▶ [Material to process]
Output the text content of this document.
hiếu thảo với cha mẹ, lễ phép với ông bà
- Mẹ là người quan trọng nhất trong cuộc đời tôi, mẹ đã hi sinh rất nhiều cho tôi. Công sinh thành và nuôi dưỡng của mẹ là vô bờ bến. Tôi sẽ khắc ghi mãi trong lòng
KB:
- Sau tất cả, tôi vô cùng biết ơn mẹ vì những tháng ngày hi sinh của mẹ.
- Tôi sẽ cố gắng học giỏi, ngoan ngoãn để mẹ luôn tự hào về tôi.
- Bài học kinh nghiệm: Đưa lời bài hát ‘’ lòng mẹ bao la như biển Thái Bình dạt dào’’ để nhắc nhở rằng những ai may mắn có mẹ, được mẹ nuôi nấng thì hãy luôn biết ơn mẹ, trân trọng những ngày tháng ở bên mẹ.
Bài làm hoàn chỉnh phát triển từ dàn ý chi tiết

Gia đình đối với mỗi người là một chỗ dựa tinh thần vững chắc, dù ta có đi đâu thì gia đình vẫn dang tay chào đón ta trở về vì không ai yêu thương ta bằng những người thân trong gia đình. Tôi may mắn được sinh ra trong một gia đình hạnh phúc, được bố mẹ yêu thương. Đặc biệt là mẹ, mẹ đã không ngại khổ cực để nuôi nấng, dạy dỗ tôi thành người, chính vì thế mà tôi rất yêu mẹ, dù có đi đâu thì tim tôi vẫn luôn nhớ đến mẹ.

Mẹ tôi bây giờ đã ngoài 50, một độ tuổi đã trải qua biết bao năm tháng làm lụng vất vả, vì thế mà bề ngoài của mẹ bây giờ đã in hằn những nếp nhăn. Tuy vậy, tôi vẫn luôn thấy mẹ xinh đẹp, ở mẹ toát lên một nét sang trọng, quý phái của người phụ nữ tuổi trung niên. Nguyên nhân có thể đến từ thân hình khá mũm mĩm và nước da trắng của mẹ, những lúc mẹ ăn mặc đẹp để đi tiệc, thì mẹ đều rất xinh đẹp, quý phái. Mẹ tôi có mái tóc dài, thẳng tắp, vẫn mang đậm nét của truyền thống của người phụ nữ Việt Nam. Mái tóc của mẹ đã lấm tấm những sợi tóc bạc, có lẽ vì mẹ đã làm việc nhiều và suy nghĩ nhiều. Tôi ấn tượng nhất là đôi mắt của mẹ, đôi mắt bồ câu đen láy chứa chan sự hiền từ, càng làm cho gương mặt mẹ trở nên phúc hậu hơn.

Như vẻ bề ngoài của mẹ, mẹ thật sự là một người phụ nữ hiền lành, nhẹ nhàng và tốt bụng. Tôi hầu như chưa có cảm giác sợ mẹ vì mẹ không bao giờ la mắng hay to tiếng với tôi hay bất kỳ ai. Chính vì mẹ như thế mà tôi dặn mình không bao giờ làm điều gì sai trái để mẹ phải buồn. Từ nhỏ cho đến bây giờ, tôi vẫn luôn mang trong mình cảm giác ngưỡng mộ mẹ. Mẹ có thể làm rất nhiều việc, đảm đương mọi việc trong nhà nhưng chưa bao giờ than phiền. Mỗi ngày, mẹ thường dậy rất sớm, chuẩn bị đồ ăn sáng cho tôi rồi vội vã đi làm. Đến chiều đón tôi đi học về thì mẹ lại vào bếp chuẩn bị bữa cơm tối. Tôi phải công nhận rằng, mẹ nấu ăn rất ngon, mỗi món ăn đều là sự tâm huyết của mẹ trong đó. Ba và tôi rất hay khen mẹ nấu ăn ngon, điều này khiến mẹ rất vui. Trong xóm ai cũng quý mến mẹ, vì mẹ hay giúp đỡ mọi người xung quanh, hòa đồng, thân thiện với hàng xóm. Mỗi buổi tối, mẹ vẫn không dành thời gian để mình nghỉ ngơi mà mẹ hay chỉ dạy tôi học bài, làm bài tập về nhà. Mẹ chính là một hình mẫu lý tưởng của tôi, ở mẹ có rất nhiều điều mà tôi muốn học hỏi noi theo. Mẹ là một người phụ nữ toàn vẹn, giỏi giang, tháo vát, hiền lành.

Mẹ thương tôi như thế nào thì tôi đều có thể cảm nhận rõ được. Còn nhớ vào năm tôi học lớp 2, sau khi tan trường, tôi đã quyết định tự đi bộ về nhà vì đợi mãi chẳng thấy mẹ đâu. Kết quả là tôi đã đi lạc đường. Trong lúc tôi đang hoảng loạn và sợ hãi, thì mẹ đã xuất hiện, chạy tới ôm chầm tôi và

▶ [Exercise brief] Repeat all the entries exactly as given.

▶ [Answer to this exercise]
Output the text content of this document.
hiếu thảo với cha mẹ, lễ phép với ông bà
- Mẹ là người quan trọng nhất trong cuộc đời tôi, mẹ đã hi sinh rất nhiều cho tôi. Công sinh thành và nuôi dưỡng của mẹ là vô bờ bến. Tôi sẽ khắc ghi mãi trong lòng
KB:
- Sau tất cả, tôi vô cùng biết ơn mẹ vì những tháng ngày hi sinh của mẹ.
- Tôi sẽ cố gắng học giỏi, ngoan ngoãn để mẹ luôn tự hào về tôi.
- Bài học kinh nghiệm: Đưa lời bài hát ‘’ lòng mẹ bao la như biển Thái Bình dạt dào’’ để nhắc nhở rằng những ai may mắn có mẹ, được mẹ nuôi nấng thì hãy luôn biết ơn mẹ, trân trọng những ngày tháng ở bên mẹ.
Bài làm hoàn chỉnh phát triển từ dàn ý chi tiết

Gia đình đối với mỗi người là một chỗ dựa tinh thần vững chắc, dù ta có đi đâu thì gia đình vẫn dang tay chào đón ta trở về vì không ai yêu thương ta bằng những người thân trong gia đình. Tôi may mắn được sinh ra trong một gia đình hạnh phúc, được bố mẹ yêu thương. Đặc biệt là mẹ, mẹ đã không ngại khổ cực để nuôi nấng, dạy dỗ tôi thành người, chính vì thế mà tôi rất yêu mẹ, dù có đi đâu thì tim tôi vẫn luôn nhớ đến mẹ.

Mẹ tôi bây giờ đã ngoài 50, một độ tuổi đã trải qua biết bao năm tháng làm lụng vất vả, vì thế mà bề ngoài của mẹ bây giờ đã in hằn những nếp nhăn. Tuy vậy, tôi vẫn luôn thấy mẹ xinh đẹp, ở mẹ toát lên một nét sang trọng, quý phái của người phụ nữ tuổi trung niên. Nguyên nhân có thể đến từ thân hình khá mũm mĩm và nước da trắng của mẹ, những lúc mẹ ăn mặc đẹp để đi tiệc, thì mẹ đều rất xinh đẹp, quý phái. Mẹ tôi có mái tóc dài, thẳng tắp, vẫn mang đậm nét của truyền thống của người phụ nữ Việt Nam. Mái tóc của mẹ đã lấm tấm những sợi tóc bạc, có lẽ vì mẹ đã làm việc nhiều và suy nghĩ nhiều. Tôi ấn tượng nhất là đôi mắt của mẹ, đôi mắt bồ câu đen láy chứa chan sự hiền từ, càng làm cho gương mặt mẹ trở nên phúc hậu hơn.

Như vẻ bề ngoài của mẹ, mẹ thật sự là một người phụ nữ hiền lành, nhẹ nhàng và tốt bụng. Tôi hầu như chưa có cảm giác sợ mẹ vì mẹ không bao giờ la mắng hay to tiếng với tôi hay bất kỳ ai. Chính vì mẹ như thế mà tôi dặn mình không bao giờ làm điều gì sai trái để mẹ phải buồn. Từ nhỏ cho đến bây giờ, tôi vẫn luôn mang trong mình cảm giác ngưỡng mộ mẹ. Mẹ có thể làm rất nhiều việc, đảm đương mọi việc trong nhà nhưng chưa bao giờ than phiền. Mỗi ngày, mẹ thường dậy rất sớm, chuẩn bị đồ ăn sáng cho tôi rồi vội vã đi làm. Đến chiều đón tôi đi học về thì mẹ lại vào bếp chuẩn bị bữa cơm tối. Tôi phải công nhận rằng, mẹ nấu ăn rất ngon, mỗi món ăn đều là sự tâm huyết của mẹ trong đó. Ba và tôi rất hay khen mẹ nấu ăn ngon, điều này khiến mẹ rất vui. Trong xóm ai cũng quý mến mẹ, vì mẹ hay giúp đỡ mọi người xung quanh, hòa đồng, thân thiện với hàng xóm. Mỗi buổi tối, mẹ vẫn không dành thời gian để mình nghỉ ngơi mà mẹ hay chỉ dạy tôi học bài, làm bài tập về nhà. Mẹ chính là một hình mẫu lý tưởng của tôi, ở mẹ có rất nhiều điều mà tôi muốn học hỏi noi theo. Mẹ là một người phụ nữ toàn vẹn, giỏi giang, tháo vát, hiền lành.

Mẹ thương tôi như thế nào thì tôi đều có thể cảm nhận rõ được. Còn nhớ vào năm tôi học lớp 2, sau khi tan trường, tôi đã quyết định tự đi bộ về nhà vì đợi mãi chẳng thấy mẹ đâu. Kết quả là tôi đã đi lạc đường. Trong lúc tôi đang hoảng loạn và sợ hãi, thì mẹ đã xuất hiện, chạy tới ôm chầm tôi và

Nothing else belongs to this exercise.